■ **RECORDS TO USE**:

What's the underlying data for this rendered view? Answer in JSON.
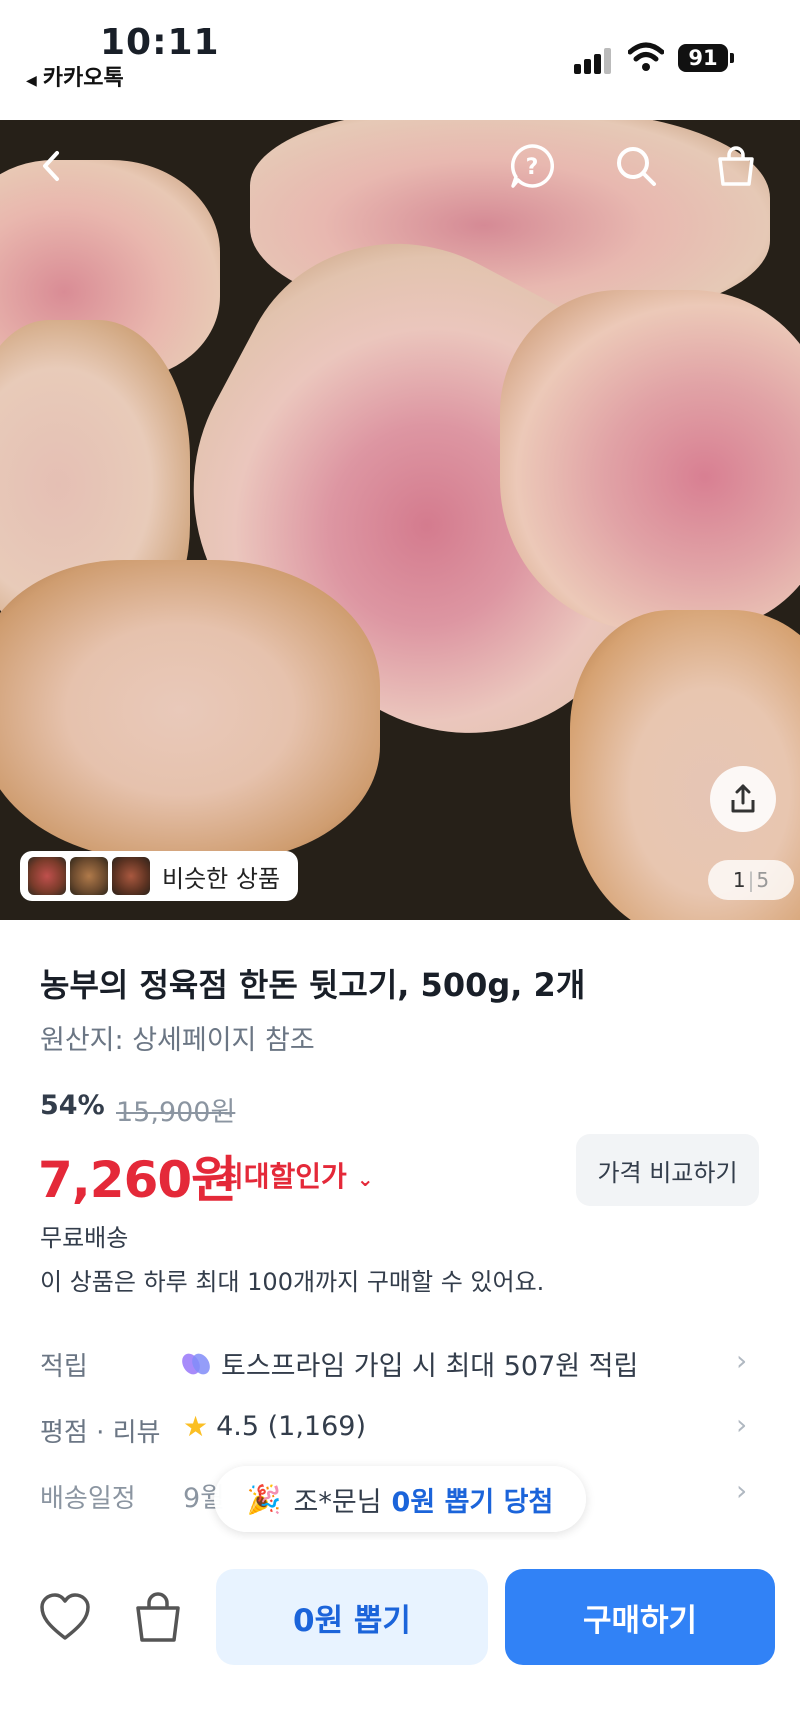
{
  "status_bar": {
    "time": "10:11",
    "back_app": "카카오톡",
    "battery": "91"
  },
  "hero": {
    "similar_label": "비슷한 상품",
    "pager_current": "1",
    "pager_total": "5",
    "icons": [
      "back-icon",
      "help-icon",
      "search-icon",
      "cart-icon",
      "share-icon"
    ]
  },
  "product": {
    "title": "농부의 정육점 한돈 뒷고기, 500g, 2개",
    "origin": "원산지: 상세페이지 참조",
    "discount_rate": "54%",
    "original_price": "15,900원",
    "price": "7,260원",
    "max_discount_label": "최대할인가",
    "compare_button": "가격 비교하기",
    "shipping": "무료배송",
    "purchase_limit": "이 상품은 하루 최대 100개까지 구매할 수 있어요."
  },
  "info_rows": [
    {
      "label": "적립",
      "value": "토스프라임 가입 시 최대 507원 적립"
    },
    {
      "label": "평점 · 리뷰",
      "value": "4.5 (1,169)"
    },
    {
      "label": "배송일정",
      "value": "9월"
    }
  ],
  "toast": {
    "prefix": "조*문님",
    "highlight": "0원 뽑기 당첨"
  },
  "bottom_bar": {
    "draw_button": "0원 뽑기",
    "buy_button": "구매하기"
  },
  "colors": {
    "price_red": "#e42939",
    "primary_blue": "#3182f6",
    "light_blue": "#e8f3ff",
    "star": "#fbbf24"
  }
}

...

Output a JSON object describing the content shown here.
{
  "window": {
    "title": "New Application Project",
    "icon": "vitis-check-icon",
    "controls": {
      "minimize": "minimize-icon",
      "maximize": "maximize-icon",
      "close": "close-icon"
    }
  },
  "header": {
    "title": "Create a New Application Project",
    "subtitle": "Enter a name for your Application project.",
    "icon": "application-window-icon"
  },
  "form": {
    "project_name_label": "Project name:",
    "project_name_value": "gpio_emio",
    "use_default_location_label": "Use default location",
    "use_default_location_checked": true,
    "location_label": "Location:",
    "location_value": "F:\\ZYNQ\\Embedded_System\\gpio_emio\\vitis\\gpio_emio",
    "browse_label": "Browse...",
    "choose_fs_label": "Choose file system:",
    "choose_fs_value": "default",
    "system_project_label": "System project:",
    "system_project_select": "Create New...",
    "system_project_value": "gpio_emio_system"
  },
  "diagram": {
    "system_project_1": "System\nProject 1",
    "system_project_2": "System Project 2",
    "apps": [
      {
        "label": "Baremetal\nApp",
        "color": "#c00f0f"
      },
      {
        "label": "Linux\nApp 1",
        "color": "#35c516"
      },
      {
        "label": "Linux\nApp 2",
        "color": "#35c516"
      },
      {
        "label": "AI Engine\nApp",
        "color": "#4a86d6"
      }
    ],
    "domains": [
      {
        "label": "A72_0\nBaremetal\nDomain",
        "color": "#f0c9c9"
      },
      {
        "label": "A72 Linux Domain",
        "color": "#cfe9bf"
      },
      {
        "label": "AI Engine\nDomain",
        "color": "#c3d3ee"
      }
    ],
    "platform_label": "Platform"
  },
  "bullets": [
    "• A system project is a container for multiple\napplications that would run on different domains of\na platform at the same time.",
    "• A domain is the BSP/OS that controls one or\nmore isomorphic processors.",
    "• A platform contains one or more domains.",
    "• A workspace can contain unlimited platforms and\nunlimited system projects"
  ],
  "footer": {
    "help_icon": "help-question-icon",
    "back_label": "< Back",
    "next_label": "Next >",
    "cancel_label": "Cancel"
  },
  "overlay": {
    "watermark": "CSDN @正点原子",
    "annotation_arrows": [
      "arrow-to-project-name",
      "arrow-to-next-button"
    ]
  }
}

...

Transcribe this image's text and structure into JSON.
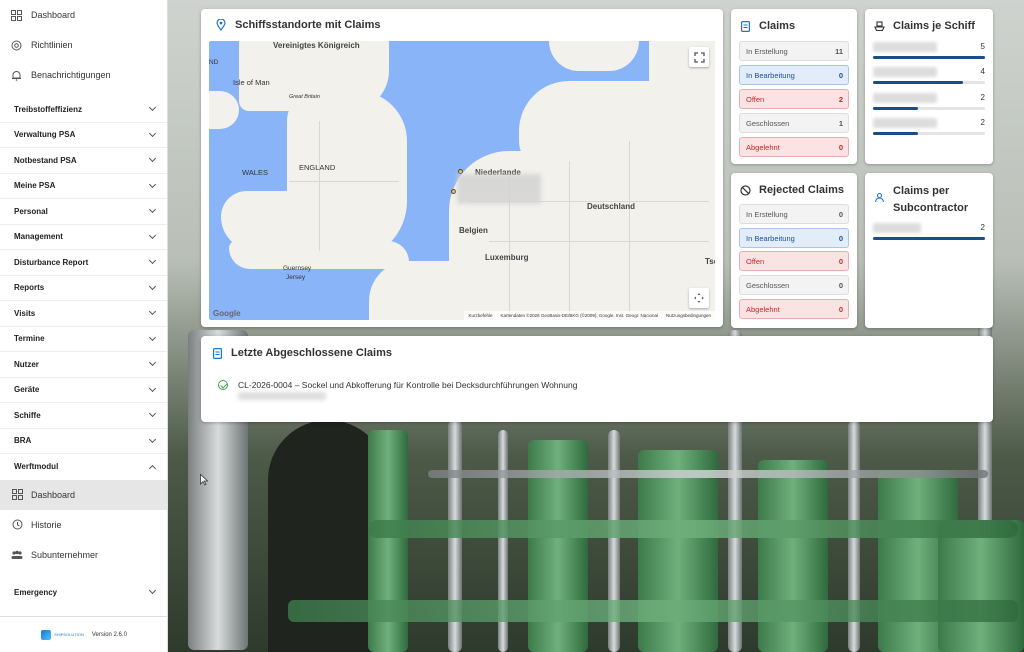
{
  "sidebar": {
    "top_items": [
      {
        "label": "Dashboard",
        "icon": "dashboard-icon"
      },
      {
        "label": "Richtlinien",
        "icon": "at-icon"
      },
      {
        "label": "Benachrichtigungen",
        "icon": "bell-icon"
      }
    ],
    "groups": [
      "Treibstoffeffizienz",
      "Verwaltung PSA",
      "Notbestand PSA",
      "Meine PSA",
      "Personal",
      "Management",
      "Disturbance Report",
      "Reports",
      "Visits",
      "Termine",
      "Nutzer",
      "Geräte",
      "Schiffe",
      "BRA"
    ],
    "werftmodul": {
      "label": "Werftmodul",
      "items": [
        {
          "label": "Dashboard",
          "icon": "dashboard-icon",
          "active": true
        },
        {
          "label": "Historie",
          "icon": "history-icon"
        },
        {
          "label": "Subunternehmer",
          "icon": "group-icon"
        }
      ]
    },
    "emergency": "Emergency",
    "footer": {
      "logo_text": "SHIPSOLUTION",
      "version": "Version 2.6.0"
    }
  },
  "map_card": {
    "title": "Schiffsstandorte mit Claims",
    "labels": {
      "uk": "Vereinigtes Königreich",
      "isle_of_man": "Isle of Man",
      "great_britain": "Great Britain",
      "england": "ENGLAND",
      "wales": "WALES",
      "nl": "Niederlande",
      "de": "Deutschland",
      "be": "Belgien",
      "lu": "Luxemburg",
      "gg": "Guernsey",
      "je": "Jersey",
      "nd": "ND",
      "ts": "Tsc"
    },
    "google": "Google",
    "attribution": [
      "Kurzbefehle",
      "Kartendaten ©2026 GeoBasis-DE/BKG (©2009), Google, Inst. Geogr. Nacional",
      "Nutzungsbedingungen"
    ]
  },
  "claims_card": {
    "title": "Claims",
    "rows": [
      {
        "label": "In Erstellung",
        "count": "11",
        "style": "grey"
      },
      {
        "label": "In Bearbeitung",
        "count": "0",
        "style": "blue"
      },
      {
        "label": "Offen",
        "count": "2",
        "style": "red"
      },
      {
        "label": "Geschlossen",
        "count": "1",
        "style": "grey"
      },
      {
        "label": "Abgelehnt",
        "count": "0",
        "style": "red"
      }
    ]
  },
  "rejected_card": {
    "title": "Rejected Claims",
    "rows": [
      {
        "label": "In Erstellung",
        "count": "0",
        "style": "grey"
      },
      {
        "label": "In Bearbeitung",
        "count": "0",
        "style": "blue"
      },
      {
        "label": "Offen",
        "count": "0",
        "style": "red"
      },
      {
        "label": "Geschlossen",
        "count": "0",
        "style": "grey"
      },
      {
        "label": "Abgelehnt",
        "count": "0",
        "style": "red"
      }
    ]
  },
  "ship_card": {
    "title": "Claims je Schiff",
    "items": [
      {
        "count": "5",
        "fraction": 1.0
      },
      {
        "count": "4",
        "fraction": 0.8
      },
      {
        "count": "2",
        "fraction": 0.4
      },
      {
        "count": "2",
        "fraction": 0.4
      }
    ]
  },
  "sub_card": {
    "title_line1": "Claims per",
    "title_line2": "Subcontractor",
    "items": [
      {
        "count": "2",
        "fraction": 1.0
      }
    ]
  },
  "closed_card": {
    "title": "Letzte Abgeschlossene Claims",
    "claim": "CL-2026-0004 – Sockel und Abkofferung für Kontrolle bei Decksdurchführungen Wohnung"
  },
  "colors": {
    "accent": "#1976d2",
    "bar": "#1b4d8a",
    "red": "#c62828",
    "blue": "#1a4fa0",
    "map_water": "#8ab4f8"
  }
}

■ **YOUR INSTRUCTIONS**:
Pick out and copy every line that contains the word "nDomain".

■ **REPLY TO THE TASK**:
        "label": "A72_0\nBaremetal\nDomain",
        "label": "AI Engine\nDomain",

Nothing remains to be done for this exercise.